=== Task description ===
Please copy all the lines that follow, word for word.

Dataset items

====================

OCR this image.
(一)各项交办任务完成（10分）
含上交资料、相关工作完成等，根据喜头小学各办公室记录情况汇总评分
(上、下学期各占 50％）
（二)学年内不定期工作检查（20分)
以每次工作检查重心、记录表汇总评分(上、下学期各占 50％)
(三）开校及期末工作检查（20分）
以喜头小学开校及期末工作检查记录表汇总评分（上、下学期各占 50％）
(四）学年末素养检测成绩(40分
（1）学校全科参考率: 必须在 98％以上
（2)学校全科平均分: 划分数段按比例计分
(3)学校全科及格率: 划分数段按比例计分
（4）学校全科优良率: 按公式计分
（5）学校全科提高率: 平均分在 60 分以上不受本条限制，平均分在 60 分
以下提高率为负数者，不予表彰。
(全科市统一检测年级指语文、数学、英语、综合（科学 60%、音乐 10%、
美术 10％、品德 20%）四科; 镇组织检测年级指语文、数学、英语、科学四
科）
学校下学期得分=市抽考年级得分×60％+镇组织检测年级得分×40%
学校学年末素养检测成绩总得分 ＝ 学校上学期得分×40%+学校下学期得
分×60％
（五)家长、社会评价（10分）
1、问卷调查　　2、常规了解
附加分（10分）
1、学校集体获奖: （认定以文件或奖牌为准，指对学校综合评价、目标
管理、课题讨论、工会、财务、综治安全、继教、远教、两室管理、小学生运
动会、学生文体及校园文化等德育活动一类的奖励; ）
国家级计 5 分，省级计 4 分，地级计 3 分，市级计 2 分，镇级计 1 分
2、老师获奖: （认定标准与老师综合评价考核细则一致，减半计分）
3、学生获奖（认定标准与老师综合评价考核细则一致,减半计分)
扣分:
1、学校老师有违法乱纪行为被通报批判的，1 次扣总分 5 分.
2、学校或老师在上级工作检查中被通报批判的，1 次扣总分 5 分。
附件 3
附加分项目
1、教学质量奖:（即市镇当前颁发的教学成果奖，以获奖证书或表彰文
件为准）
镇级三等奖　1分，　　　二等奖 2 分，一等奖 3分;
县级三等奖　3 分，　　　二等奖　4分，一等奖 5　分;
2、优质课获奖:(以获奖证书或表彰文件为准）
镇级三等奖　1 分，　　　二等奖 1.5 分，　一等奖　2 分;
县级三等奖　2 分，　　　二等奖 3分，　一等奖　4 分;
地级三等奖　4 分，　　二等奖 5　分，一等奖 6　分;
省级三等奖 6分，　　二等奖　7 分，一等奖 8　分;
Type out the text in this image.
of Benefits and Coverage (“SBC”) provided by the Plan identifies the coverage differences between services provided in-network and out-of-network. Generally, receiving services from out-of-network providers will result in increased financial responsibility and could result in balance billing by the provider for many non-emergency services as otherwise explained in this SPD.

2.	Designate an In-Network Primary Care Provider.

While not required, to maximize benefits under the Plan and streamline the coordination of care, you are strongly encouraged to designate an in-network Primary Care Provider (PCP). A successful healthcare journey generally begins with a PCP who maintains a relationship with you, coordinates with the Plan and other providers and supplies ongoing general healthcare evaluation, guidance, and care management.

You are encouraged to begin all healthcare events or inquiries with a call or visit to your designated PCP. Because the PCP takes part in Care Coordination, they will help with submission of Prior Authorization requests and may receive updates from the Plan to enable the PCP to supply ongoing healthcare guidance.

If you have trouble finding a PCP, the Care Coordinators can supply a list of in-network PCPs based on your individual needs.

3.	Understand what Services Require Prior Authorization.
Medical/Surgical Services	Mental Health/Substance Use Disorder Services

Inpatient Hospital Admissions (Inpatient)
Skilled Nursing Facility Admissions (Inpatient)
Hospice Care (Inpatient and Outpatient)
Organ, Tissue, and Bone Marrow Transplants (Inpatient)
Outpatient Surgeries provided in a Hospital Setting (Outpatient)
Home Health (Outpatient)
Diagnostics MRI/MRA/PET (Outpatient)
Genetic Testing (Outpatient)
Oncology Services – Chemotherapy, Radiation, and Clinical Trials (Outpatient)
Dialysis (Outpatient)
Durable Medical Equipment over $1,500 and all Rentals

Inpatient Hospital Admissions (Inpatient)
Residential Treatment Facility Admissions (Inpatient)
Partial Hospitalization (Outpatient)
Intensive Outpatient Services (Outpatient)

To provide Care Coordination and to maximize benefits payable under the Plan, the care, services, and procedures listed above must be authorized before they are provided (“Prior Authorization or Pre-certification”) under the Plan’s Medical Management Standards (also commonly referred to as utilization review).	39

====================

=== The completed task ===
OCR this image.
(一)各项交办任务完成（10分）
含上交资料、相关工作完成等，根据喜头小学各办公室记录情况汇总评分
(上、下学期各占 50％）
（二)学年内不定期工作检查（20分)
以每次工作检查重心、记录表汇总评分(上、下学期各占 50％)
(三）开校及期末工作检查（20分）
以喜头小学开校及期末工作检查记录表汇总评分（上、下学期各占 50％）
(四）学年末素养检测成绩(40分
（1）学校全科参考率: 必须在 98％以上
（2)学校全科平均分: 划分数段按比例计分
(3)学校全科及格率: 划分数段按比例计分
（4）学校全科优良率: 按公式计分
（5）学校全科提高率: 平均分在 60 分以上不受本条限制，平均分在 60 分
以下提高率为负数者，不予表彰。
(全科市统一检测年级指语文、数学、英语、综合（科学 60%、音乐 10%、
美术 10％、品德 20%）四科; 镇组织检测年级指语文、数学、英语、科学四
科）
学校下学期得分=市抽考年级得分×60％+镇组织检测年级得分×40%
学校学年末素养检测成绩总得分 ＝ 学校上学期得分×40%+学校下学期得
分×60％
（五)家长、社会评价（10分）
1、问卷调查　　2、常规了解
附加分（10分）
1、学校集体获奖: （认定以文件或奖牌为准，指对学校综合评价、目标
管理、课题讨论、工会、财务、综治安全、继教、远教、两室管理、小学生运
动会、学生文体及校园文化等德育活动一类的奖励; ）
国家级计 5 分，省级计 4 分，地级计 3 分，市级计 2 分，镇级计 1 分
2、老师获奖: （认定标准与老师综合评价考核细则一致，减半计分）
3、学生获奖（认定标准与老师综合评价考核细则一致,减半计分)
扣分:
1、学校老师有违法乱纪行为被通报批判的，1 次扣总分 5 分.
2、学校或老师在上级工作检查中被通报批判的，1 次扣总分 5 分。
附件 3
附加分项目
1、教学质量奖:（即市镇当前颁发的教学成果奖，以获奖证书或表彰文
件为准）
镇级三等奖　1分，　　　二等奖 2 分，一等奖 3分;
县级三等奖　3 分，　　　二等奖　4分，一等奖 5　分;
2、优质课获奖:(以获奖证书或表彰文件为准）
镇级三等奖　1 分，　　　二等奖 1.5 分，　一等奖　2 分;
县级三等奖　2 分，　　　二等奖 3分，　一等奖　4 分;
地级三等奖　4 分，　　二等奖 5　分，一等奖 6　分;
省级三等奖 6分，　　二等奖　7 分，一等奖 8　分;
Type out the text in this image.
of Benefits and Coverage (“SBC”) provided by the Plan identifies the coverage differences between services provided in-network and out-of-network. Generally, receiving services from out-of-network providers will result in increased financial responsibility and could result in balance billing by the provider for many non-emergency services as otherwise explained in this SPD.

2.	Designate an In-Network Primary Care Provider.

While not required, to maximize benefits under the Plan and streamline the coordination of care, you are strongly encouraged to designate an in-network Primary Care Provider (PCP). A successful healthcare journey generally begins with a PCP who maintains a relationship with you, coordinates with the Plan and other providers and supplies ongoing general healthcare evaluation, guidance, and care management.

You are encouraged to begin all healthcare events or inquiries with a call or visit to your designated PCP. Because the PCP takes part in Care Coordination, they will help with submission of Prior Authorization requests and may receive updates from the Plan to enable the PCP to supply ongoing healthcare guidance.

If you have trouble finding a PCP, the Care Coordinators can supply a list of in-network PCPs based on your individual needs.

3.	Understand what Services Require Prior Authorization.
Medical/Surgical Services	Mental Health/Substance Use Disorder Services

Inpatient Hospital Admissions (Inpatient)
Skilled Nursing Facility Admissions (Inpatient)
Hospice Care (Inpatient and Outpatient)
Organ, Tissue, and Bone Marrow Transplants (Inpatient)
Outpatient Surgeries provided in a Hospital Setting (Outpatient)
Home Health (Outpatient)
Diagnostics MRI/MRA/PET (Outpatient)
Genetic Testing (Outpatient)
Oncology Services – Chemotherapy, Radiation, and Clinical Trials (Outpatient)
Dialysis (Outpatient)
Durable Medical Equipment over $1,500 and all Rentals

Inpatient Hospital Admissions (Inpatient)
Residential Treatment Facility Admissions (Inpatient)
Partial Hospitalization (Outpatient)
Intensive Outpatient Services (Outpatient)

To provide Care Coordination and to maximize benefits payable under the Plan, the care, services, and procedures listed above must be authorized before they are provided (“Prior Authorization or Pre-certification”) under the Plan’s Medical Management Standards (also commonly referred to as utilization review).	39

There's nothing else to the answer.